(Stored entries)

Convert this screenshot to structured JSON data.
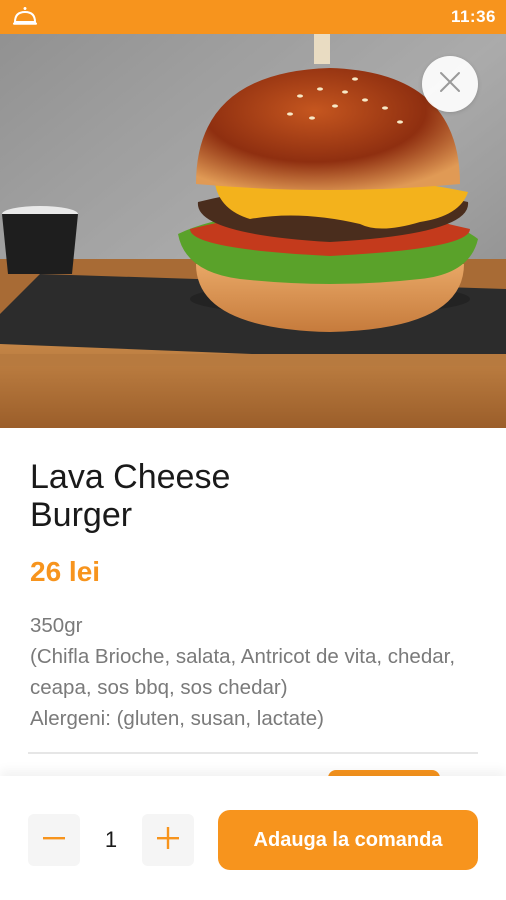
{
  "status_bar": {
    "time": "11:36",
    "app_icon": "bell-icon"
  },
  "product": {
    "title": "Lava Cheese Burger",
    "price": "26 lei",
    "weight": "350gr",
    "ingredients": "(Chifla Brioche, salata, Antricot de vita, chedar, ceapa, sos bbq, sos chedar)",
    "allergens": "Alergeni: (gluten, susan, lactate)"
  },
  "cart": {
    "quantity": "1",
    "add_label": "Adauga la comanda"
  },
  "colors": {
    "accent": "#f7941d",
    "text": "#1a1a1a",
    "muted": "#7a7a7a"
  },
  "icons": {
    "close": "close-icon",
    "minus": "minus-icon",
    "plus": "plus-icon"
  }
}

Direction - Copy each line in full and exactly, omitting any picture.

Solution to this problem -
Convert this screenshot to structured JSON data.
{
  "status_bar": {
    "time": "11:36",
    "app_icon": "bell-icon"
  },
  "product": {
    "title": "Lava Cheese Burger",
    "price": "26 lei",
    "weight": "350gr",
    "ingredients": "(Chifla Brioche, salata, Antricot de vita, chedar, ceapa, sos bbq, sos chedar)",
    "allergens": "Alergeni: (gluten, susan, lactate)"
  },
  "cart": {
    "quantity": "1",
    "add_label": "Adauga la comanda"
  },
  "colors": {
    "accent": "#f7941d",
    "text": "#1a1a1a",
    "muted": "#7a7a7a"
  },
  "icons": {
    "close": "close-icon",
    "minus": "minus-icon",
    "plus": "plus-icon"
  }
}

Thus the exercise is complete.